AIM OF THE TASK. Can you echo the lines below verbatim, starting from the first line and ending with the line that contains "446, 721, 463)", including that line?

Dataset rows
________

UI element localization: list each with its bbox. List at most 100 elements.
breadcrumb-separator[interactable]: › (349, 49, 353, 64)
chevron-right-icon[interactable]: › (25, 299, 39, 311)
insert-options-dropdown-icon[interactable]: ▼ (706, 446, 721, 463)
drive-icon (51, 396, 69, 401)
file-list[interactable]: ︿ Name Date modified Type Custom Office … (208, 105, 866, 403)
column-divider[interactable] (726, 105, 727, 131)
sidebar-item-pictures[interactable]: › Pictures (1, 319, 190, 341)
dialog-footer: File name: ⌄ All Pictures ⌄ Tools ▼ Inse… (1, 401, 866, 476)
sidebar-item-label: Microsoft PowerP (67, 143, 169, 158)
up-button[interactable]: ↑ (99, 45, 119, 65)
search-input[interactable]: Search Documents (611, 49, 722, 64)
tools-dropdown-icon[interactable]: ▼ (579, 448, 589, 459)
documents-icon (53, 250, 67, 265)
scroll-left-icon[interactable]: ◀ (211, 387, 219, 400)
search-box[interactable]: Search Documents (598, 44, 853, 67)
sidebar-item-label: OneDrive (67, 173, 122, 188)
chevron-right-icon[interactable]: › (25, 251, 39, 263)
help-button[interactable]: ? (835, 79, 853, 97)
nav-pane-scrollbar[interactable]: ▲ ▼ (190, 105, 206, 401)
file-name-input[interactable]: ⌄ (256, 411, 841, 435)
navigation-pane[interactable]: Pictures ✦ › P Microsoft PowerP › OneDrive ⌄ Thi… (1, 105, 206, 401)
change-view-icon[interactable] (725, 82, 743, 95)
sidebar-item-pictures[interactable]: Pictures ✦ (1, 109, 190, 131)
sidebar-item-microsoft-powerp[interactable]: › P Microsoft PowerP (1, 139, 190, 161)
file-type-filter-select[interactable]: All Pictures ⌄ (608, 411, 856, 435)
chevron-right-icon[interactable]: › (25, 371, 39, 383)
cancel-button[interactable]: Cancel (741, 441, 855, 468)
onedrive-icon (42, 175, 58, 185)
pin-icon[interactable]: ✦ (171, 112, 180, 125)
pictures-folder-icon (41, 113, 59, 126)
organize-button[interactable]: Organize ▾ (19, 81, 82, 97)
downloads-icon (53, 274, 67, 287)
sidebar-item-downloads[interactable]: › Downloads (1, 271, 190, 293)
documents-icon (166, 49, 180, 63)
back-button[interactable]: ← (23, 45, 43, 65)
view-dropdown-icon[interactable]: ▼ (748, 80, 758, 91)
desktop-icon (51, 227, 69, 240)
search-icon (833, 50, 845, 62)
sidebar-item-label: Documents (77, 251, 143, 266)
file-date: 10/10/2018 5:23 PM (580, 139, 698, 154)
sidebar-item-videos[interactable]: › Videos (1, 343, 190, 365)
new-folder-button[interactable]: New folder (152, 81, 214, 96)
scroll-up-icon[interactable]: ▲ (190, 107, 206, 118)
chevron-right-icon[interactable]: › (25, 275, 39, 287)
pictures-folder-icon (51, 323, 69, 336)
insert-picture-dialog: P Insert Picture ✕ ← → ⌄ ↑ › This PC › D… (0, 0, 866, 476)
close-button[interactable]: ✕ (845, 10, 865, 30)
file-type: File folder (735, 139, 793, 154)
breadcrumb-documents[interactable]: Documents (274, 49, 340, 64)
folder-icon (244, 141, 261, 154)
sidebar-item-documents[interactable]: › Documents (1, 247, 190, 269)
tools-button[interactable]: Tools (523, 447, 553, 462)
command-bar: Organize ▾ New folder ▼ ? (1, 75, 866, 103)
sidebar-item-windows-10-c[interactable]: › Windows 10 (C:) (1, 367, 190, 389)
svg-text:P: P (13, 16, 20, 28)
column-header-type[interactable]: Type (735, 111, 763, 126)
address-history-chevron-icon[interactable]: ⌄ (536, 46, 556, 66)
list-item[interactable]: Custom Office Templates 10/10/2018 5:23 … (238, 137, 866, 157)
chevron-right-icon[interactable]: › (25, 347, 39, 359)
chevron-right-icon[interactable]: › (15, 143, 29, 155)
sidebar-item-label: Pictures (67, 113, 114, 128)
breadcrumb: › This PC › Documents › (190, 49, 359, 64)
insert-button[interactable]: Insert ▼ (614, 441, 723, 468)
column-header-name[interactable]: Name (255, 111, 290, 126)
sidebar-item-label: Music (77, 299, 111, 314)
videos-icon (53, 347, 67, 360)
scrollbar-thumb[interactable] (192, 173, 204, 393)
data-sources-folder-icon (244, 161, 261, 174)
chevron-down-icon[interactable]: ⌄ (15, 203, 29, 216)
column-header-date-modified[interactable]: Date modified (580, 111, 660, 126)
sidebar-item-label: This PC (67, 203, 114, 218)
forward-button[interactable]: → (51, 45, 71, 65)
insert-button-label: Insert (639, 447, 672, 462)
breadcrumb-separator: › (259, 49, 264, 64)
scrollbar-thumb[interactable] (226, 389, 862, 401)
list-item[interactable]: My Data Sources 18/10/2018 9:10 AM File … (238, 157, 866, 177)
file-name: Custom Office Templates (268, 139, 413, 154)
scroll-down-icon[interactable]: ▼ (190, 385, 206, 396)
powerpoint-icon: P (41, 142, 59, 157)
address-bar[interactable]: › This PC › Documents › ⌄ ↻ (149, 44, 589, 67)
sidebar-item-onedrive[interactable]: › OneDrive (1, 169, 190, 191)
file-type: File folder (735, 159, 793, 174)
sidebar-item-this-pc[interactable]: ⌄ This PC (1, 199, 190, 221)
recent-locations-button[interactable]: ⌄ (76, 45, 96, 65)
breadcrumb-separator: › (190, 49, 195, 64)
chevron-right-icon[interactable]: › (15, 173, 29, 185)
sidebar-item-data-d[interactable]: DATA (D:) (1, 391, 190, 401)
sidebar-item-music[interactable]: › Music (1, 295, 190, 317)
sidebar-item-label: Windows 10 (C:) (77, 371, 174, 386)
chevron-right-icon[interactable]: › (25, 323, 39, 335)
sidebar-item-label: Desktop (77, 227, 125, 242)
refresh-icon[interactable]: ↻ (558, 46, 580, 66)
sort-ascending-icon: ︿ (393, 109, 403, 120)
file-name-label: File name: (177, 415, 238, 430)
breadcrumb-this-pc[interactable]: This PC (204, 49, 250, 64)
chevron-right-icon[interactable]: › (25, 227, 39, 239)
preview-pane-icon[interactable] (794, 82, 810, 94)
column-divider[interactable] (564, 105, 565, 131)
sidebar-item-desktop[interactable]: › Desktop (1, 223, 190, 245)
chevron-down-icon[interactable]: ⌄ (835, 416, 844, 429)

________

EXERCISE ANSWER.
UI element localization: list each with its bbox. List at most 100 elements.
breadcrumb-separator[interactable]: › (349, 49, 353, 64)
chevron-right-icon[interactable]: › (25, 299, 39, 311)
insert-options-dropdown-icon[interactable]: ▼ (706, 446, 721, 463)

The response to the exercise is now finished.